BEGIN Stored data
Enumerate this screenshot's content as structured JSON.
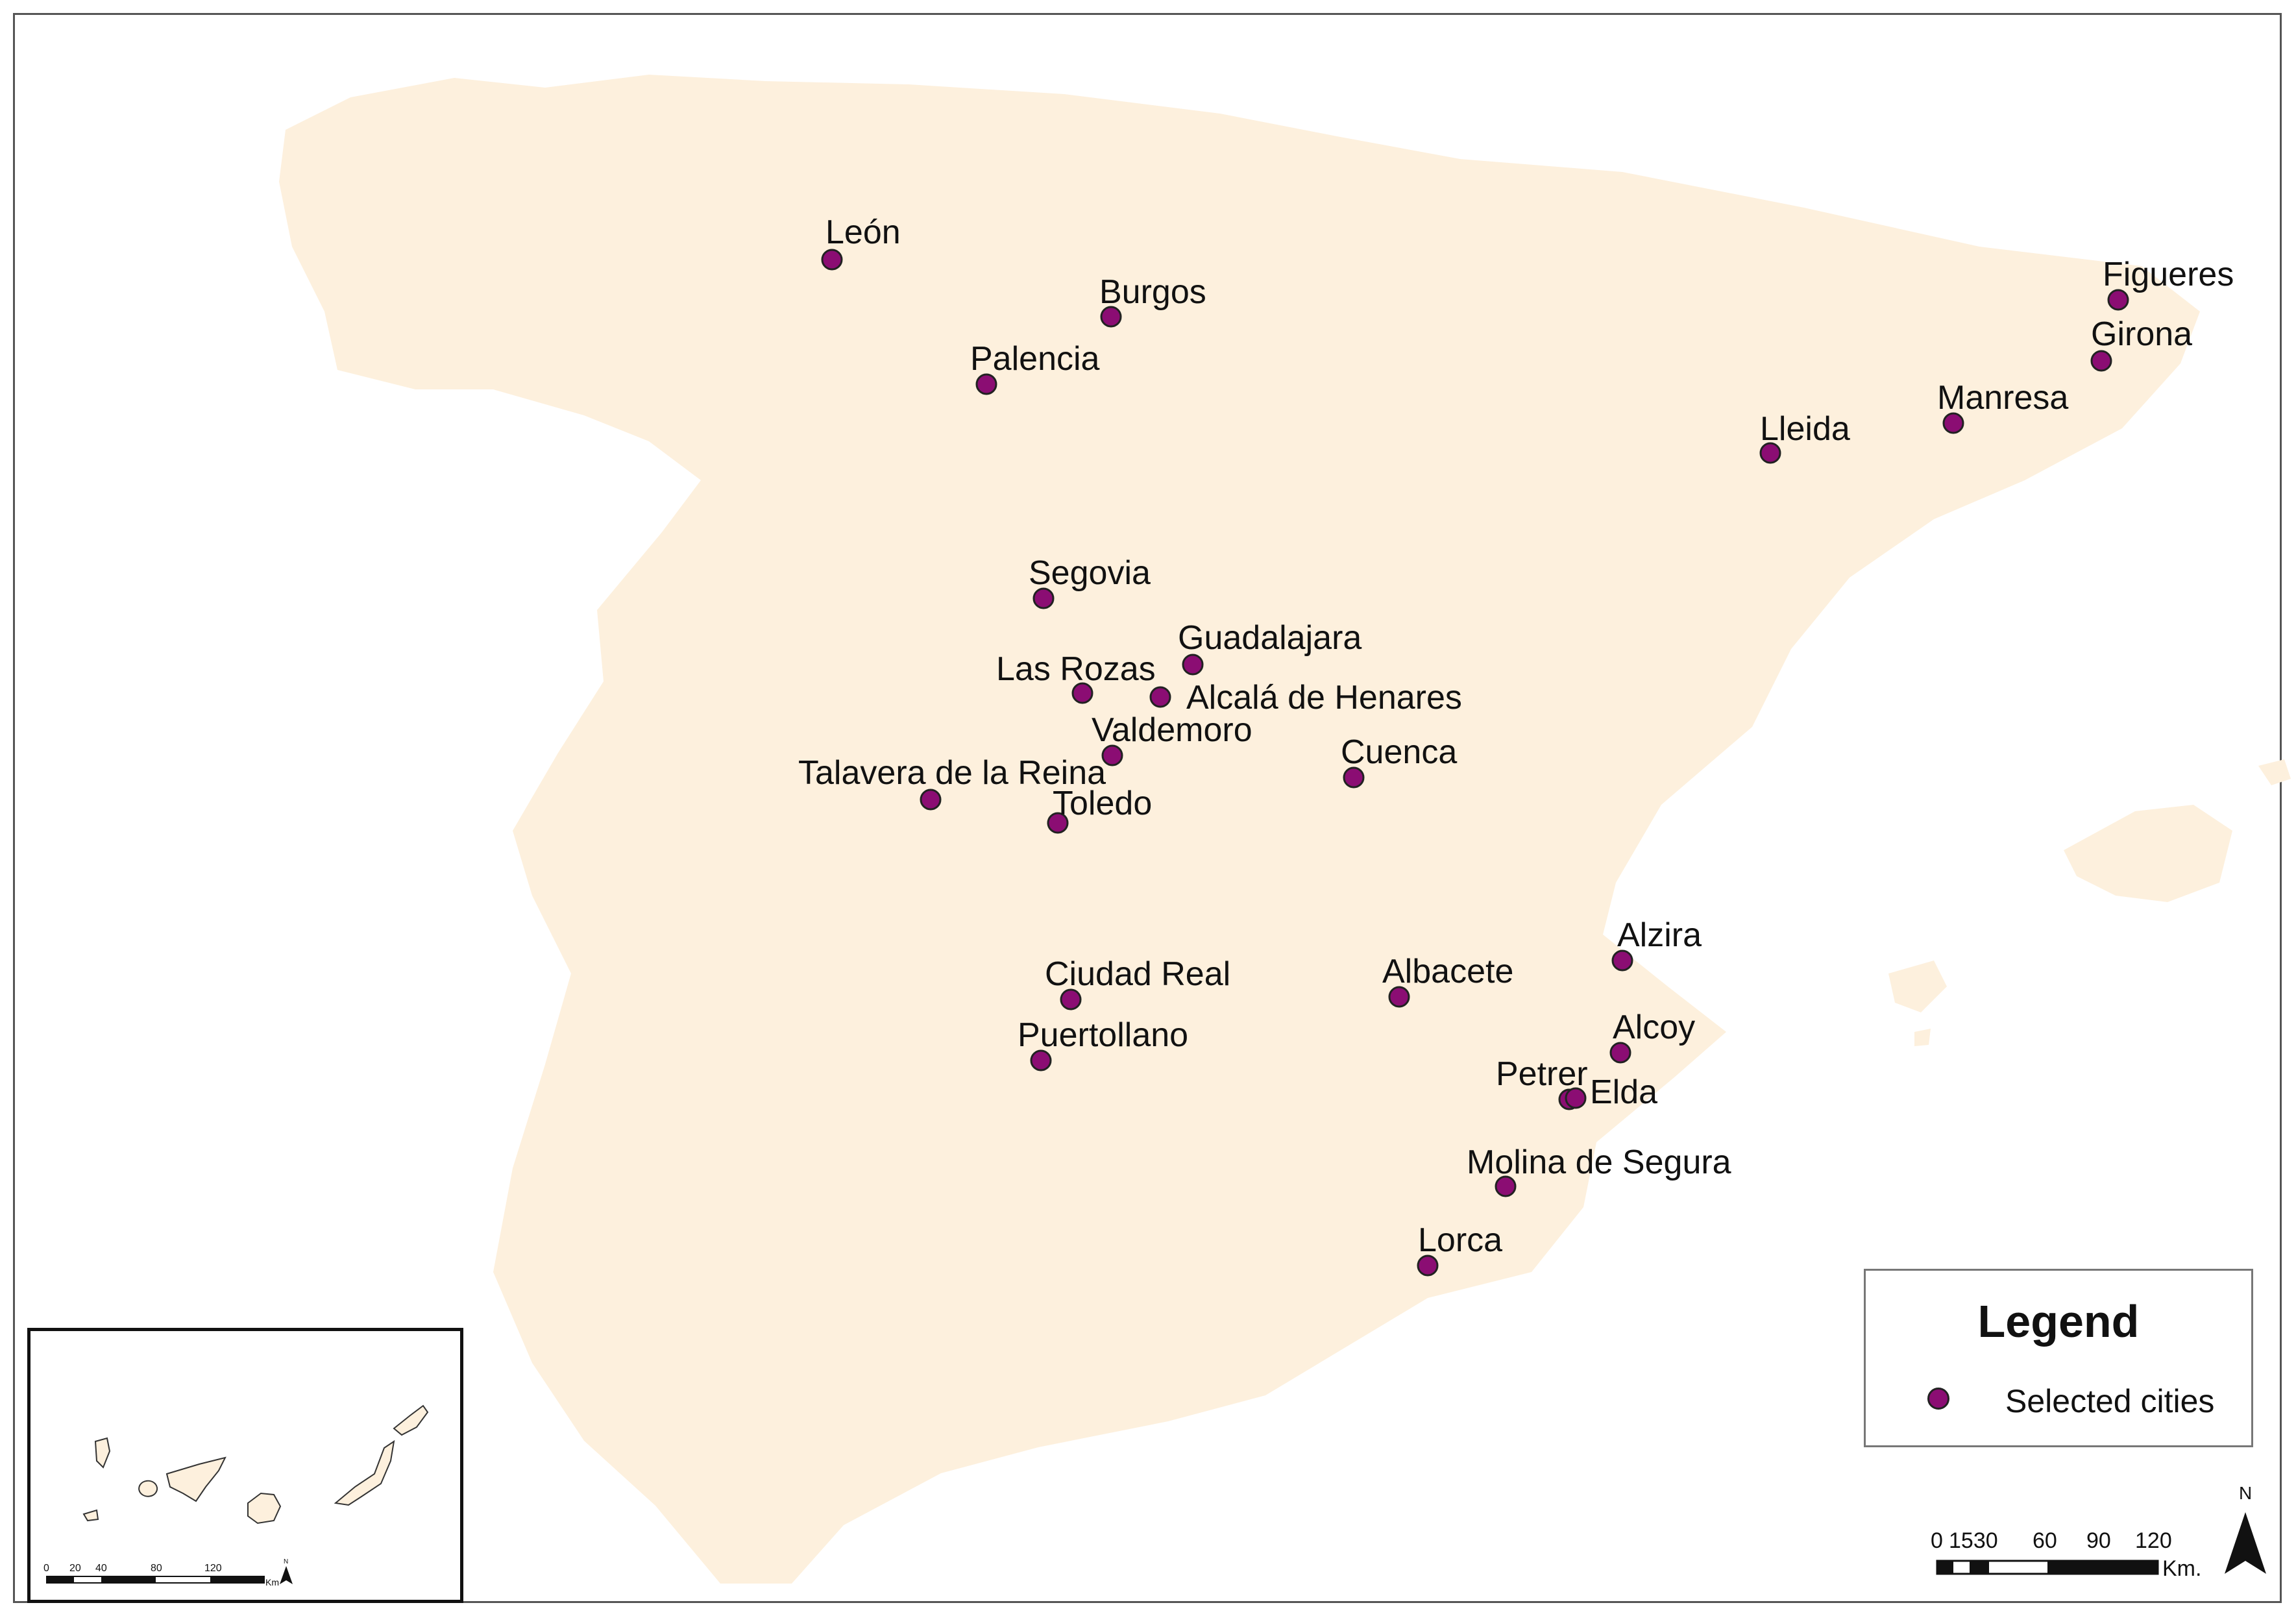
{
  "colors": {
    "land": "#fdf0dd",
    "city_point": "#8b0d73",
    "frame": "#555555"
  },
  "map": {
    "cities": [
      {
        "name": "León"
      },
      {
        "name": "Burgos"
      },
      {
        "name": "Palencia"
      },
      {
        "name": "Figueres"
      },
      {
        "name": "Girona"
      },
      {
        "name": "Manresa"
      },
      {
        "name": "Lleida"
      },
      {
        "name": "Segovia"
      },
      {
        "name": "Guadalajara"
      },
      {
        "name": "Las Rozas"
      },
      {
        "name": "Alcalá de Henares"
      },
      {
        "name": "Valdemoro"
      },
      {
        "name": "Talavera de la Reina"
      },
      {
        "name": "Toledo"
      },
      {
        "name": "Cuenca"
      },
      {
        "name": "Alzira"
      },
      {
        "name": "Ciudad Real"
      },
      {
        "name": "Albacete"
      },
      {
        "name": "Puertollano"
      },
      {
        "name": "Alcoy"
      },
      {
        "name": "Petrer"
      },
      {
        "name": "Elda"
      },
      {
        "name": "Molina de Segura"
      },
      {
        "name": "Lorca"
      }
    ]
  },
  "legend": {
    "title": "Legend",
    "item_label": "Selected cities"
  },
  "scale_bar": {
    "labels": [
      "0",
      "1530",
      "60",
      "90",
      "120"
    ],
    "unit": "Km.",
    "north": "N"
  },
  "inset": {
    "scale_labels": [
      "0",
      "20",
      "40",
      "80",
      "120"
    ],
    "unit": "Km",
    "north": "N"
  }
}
END Stored data
BEGIN Stored data
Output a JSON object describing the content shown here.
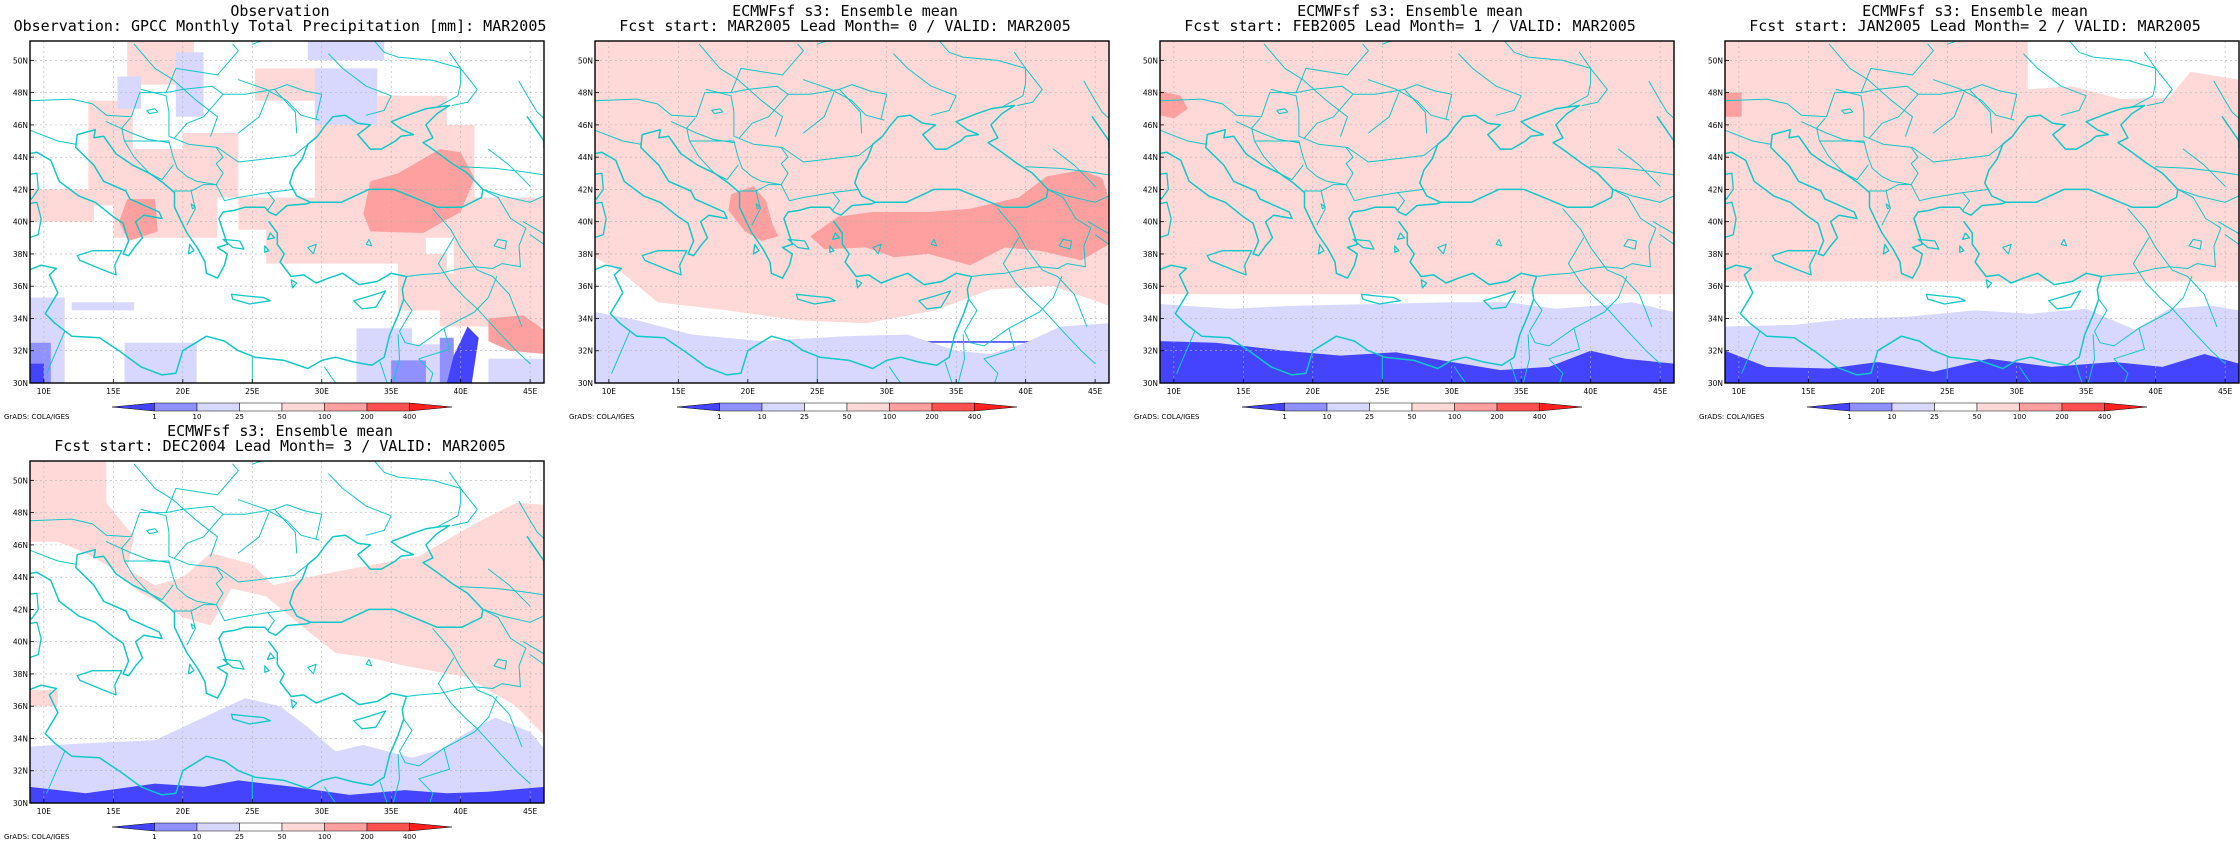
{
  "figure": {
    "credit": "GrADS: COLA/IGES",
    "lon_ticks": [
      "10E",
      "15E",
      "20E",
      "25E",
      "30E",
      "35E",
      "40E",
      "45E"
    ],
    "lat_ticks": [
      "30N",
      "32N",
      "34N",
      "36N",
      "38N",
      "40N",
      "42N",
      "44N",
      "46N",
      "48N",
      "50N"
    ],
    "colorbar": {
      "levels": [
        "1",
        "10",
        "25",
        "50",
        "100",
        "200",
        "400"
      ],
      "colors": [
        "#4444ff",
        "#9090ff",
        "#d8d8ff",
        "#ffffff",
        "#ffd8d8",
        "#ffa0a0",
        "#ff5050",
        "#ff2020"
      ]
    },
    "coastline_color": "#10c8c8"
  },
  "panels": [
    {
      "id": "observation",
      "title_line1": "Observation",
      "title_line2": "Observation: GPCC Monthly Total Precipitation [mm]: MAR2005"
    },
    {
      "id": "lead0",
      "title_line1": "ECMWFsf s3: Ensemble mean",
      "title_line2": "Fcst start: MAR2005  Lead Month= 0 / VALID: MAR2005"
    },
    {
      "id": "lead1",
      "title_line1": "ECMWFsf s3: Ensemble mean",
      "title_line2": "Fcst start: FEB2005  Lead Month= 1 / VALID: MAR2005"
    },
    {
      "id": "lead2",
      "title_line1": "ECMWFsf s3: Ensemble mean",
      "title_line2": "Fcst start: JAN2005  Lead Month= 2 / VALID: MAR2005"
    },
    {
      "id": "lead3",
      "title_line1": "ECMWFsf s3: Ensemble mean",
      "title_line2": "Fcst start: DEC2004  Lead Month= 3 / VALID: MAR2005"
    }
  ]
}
END Stored data
• **Exercise**
Pick out and copy the lines of the material that include the word "VALID".

• **Result below**
      "title_line2": "Fcst start: MAR2005  Lead Month= 0 / VALID: MAR2005"
      "title_line2": "Fcst start: FEB2005  Lead Month= 1 / VALID: MAR2005"
      "title_line2": "Fcst start: JAN2005  Lead Month= 2 / VALID: MAR2005"
      "title_line2": "Fcst start: DEC2004  Lead Month= 3 / VALID: MAR2005"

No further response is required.